◆ GESTELLTE AUFGABE A
Schreibe die Auflistung von ihrer ersten Zeile bis einschließlich der Zeile, die „breadcrumb-fha[interactable]: Federal Housing“ enthält, unverändert ab.

════

Commerzbank Analysen

Trotz Gegenwind: Rekordjagd an der Wall Street

Die Kurse an der New York Stock Exchange streben unbeirrt nach oben. Allerdings trübt sich das Umfeld immer mehr ein. Nicht nur, dass die Bewertungen inzwischen hohe Niveaus erreicht haben, auch fährt die Fed einen immer restriktiveren geldpolitischen Kurs und die wichtige Steuerreform von US-Präsident Donald Trump droht zu scheitern.

Hurrikans, Säbelrasseln in Nordkorea, drohende Zahlungsunfähigkeit und nun auch noch eine Zeitenwende in der Geldpolitik: Angesichts dieser Nachrichtenlage würde es nicht wundern, wenn die Wall Street in Deckung gehen würde. Doch das Gegenteil ist der Fall: Der S&P 500 springt von einem Gipfel zum nächsten.

Allein in diesem Jahr summiert sich das Plus beim amerikanischen Leitbarometer auf mehr als 11 Prozent. Damit lässt der S&P 500 seinen europäischen Pendants keine Chance.

Ein Blick in den Rückspiegel zeigt zudem, dass die Kurse in Übersee bereits seit längerem ein höheres Tempo als der Rest der Welt eingeschlagen haben. Seit 2008 schnitt der S&P 500 jedes Jahr besser als der MSCI World ab (siehe Grafik 1).

════

◆ GESTELLTE AUFGABE B
Gib die Wall-Street-Analyse erneut wieder, beginnend bei den Worten „Allein in diesem“ und endend nach „Pendants keine Chance.“. Ersetze dabei „Leitbarometer“ durch „Leitindex“.

Einträge des Layout-Datensatzes:
════

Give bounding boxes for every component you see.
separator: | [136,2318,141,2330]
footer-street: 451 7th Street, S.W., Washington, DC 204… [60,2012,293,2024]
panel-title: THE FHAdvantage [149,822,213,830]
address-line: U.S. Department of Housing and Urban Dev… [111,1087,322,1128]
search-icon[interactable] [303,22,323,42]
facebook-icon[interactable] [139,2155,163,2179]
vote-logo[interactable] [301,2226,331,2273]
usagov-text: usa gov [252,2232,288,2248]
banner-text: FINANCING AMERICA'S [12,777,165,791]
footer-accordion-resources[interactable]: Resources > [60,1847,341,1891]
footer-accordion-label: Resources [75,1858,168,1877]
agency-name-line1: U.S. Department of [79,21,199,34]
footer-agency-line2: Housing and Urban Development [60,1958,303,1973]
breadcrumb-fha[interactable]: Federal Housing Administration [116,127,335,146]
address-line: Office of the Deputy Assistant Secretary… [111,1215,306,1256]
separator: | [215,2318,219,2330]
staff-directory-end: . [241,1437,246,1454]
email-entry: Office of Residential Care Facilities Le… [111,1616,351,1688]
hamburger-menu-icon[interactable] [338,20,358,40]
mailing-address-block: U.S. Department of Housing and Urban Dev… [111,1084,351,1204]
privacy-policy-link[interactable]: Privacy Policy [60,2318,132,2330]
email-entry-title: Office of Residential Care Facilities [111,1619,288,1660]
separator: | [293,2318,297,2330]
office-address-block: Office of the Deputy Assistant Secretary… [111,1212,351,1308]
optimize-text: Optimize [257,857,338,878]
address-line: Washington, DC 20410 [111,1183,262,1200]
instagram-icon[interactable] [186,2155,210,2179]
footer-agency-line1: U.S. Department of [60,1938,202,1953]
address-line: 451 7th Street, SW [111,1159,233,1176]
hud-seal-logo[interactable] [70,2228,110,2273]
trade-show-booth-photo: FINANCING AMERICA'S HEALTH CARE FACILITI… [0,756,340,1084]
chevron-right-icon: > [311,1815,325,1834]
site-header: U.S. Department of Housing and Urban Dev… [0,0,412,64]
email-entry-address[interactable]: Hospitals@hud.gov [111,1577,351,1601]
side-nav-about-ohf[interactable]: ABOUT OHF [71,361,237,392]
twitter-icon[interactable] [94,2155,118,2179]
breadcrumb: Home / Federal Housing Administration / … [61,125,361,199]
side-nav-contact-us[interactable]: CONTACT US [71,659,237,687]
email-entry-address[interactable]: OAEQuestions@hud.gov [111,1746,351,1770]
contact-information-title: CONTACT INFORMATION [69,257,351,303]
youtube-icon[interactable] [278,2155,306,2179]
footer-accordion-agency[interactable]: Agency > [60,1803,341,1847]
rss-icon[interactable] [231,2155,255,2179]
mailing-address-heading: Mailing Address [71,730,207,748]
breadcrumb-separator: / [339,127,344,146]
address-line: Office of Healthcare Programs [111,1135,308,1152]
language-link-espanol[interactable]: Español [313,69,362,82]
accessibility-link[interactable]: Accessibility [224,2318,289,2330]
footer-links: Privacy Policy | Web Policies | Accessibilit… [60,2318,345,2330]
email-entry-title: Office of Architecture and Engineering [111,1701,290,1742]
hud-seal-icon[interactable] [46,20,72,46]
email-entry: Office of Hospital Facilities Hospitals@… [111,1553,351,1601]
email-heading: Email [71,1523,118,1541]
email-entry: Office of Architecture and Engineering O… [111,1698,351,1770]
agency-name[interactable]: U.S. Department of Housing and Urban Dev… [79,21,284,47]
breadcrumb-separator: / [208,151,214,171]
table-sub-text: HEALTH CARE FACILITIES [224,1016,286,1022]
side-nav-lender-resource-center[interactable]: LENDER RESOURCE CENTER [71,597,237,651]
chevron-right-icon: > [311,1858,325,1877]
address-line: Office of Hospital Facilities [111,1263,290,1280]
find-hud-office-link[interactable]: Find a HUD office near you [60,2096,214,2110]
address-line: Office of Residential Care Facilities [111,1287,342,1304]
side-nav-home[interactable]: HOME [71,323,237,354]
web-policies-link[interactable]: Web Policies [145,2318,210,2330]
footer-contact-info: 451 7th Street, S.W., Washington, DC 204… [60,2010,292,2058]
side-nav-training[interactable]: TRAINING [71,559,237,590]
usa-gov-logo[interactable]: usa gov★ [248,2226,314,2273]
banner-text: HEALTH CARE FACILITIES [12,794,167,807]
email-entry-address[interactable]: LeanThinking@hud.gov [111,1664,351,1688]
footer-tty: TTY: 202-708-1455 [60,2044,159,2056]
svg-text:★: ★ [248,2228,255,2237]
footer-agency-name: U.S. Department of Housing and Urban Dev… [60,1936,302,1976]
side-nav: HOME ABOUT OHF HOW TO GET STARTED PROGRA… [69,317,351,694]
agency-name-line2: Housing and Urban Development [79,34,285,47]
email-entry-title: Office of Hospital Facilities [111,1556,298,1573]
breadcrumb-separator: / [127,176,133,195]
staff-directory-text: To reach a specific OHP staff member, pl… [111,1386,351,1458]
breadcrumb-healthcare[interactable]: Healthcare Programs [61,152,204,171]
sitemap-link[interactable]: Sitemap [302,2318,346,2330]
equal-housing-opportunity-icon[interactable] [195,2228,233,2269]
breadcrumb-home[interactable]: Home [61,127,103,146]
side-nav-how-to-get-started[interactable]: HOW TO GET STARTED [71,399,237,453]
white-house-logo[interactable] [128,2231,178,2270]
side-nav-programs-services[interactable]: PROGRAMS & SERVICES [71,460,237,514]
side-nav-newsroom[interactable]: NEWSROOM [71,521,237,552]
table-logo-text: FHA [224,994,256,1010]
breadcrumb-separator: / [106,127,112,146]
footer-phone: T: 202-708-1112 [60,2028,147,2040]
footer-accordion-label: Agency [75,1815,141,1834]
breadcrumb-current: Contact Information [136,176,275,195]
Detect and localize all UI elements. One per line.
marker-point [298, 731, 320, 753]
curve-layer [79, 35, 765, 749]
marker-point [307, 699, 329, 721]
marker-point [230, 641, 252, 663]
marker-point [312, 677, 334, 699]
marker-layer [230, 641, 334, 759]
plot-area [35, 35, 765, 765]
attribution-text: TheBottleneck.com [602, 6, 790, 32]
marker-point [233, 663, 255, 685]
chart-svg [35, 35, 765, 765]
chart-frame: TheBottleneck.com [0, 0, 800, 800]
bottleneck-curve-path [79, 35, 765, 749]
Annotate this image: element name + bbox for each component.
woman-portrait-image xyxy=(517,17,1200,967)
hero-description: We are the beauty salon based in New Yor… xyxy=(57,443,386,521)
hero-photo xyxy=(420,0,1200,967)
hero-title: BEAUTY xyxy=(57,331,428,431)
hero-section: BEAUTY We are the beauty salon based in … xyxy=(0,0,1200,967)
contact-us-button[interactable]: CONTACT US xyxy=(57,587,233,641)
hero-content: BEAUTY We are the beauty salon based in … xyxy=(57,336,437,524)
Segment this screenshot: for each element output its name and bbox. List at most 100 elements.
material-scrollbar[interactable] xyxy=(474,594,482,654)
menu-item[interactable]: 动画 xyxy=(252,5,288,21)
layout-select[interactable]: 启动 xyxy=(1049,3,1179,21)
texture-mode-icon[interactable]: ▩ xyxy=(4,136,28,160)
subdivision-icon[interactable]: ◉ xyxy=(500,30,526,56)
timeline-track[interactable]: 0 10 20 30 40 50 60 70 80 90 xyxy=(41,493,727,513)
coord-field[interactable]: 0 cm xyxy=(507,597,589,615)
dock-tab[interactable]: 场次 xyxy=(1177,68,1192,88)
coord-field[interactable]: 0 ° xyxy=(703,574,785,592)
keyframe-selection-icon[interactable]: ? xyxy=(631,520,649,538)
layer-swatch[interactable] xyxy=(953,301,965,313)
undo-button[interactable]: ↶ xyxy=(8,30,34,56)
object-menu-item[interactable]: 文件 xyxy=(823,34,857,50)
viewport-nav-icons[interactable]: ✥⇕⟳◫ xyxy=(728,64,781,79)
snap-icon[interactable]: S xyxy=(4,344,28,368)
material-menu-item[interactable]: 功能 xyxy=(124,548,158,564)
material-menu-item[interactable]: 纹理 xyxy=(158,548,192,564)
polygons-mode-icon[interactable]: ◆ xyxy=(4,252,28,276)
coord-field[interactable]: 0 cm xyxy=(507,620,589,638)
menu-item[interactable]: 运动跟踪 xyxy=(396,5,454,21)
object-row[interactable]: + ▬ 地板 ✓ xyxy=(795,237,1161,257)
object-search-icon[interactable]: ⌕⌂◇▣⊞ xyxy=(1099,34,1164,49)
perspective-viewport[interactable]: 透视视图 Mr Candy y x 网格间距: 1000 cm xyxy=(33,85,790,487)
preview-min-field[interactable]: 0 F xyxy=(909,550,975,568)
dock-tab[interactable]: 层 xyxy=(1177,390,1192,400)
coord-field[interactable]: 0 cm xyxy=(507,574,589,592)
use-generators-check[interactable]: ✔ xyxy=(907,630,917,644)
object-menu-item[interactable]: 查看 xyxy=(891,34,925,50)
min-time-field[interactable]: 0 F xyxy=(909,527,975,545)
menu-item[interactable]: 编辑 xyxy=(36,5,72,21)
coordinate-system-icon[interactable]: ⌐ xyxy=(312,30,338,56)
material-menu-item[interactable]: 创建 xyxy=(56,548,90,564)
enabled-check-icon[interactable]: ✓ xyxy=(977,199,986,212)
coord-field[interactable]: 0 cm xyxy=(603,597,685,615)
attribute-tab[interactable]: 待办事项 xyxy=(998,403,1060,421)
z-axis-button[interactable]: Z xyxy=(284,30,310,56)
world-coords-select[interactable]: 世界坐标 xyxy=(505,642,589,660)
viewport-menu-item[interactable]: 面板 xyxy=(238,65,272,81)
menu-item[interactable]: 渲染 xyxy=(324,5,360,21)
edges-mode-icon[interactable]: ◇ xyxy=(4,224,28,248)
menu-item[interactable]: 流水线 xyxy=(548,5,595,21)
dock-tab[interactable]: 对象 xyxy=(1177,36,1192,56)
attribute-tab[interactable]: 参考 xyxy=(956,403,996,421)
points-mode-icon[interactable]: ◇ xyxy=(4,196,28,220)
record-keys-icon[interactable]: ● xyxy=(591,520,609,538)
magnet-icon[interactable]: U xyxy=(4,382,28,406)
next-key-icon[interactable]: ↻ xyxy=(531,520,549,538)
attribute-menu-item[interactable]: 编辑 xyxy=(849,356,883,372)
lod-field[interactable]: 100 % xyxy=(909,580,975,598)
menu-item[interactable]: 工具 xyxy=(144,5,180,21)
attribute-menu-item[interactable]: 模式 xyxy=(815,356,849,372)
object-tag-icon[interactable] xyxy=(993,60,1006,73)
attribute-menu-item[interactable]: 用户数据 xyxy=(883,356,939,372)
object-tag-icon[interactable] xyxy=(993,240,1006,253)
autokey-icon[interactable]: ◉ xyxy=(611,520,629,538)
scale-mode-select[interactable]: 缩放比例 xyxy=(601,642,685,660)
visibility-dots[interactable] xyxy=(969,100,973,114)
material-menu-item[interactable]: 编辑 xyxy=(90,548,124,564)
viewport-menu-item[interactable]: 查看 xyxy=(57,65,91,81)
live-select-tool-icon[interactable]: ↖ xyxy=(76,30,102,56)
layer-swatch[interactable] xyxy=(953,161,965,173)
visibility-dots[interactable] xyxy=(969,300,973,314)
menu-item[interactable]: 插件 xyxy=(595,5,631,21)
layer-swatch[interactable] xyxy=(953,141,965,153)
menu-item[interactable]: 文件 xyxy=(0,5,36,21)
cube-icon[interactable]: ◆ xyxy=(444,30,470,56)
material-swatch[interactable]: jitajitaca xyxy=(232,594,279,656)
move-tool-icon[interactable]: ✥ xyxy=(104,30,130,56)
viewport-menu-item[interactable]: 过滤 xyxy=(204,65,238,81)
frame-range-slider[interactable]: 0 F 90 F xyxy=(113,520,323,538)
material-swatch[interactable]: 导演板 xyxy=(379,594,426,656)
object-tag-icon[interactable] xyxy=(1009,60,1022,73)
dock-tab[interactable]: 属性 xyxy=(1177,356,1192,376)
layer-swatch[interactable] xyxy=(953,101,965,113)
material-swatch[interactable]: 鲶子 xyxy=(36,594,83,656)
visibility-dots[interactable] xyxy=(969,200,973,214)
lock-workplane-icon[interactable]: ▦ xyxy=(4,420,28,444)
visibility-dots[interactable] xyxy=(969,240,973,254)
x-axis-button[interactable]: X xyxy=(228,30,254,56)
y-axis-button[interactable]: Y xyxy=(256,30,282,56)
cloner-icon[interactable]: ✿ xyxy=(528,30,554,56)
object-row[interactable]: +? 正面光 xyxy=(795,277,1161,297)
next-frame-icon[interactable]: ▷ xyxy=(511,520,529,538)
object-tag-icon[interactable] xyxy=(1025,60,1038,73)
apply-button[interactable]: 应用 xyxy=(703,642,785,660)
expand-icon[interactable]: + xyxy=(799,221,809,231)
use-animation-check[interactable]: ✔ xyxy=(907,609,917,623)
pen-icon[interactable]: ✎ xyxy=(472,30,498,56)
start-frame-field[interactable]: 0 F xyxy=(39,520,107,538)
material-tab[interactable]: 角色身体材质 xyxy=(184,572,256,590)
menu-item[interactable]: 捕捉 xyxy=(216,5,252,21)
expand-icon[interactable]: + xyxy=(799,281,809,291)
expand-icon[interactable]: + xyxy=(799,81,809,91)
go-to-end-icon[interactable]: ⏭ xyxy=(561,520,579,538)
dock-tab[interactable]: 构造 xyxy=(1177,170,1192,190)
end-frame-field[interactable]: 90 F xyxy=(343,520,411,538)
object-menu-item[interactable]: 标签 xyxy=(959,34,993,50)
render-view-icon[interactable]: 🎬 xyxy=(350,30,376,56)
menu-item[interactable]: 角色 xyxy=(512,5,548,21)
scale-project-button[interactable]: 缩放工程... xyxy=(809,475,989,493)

════

◆ LÖSUNG A
Give bounding boxes for every component you see.
separator: | [136,2318,141,2330]
footer-street: 451 7th Street, S.W., Washington, DC 204… [60,2012,293,2024]
panel-title: THE FHAdvantage [149,822,213,830]
address-line: U.S. Department of Housing and Urban Dev… [111,1087,322,1128]
search-icon[interactable] [303,22,323,42]
facebook-icon[interactable] [139,2155,163,2179]
vote-logo[interactable] [301,2226,331,2273]
usagov-text: usa gov [252,2232,288,2248]
banner-text: FINANCING AMERICA'S [12,777,165,791]
footer-accordion-resources[interactable]: Resources > [60,1847,341,1891]
footer-accordion-label: Resources [75,1858,168,1877]
agency-name-line1: U.S. Department of [79,21,199,34]
footer-agency-line2: Housing and Urban Development [60,1958,303,1973]
breadcrumb-fha[interactable]: Federal Housing Administration [116,127,335,146]

◆ LÖSUNG B
Allein in diesem Jahr summiert sich das Plus beim amerikanischen Leitindex auf mehr als 11 Prozent. Damit lässt der S&P 500 seinen europäischen Pendants keine Chance.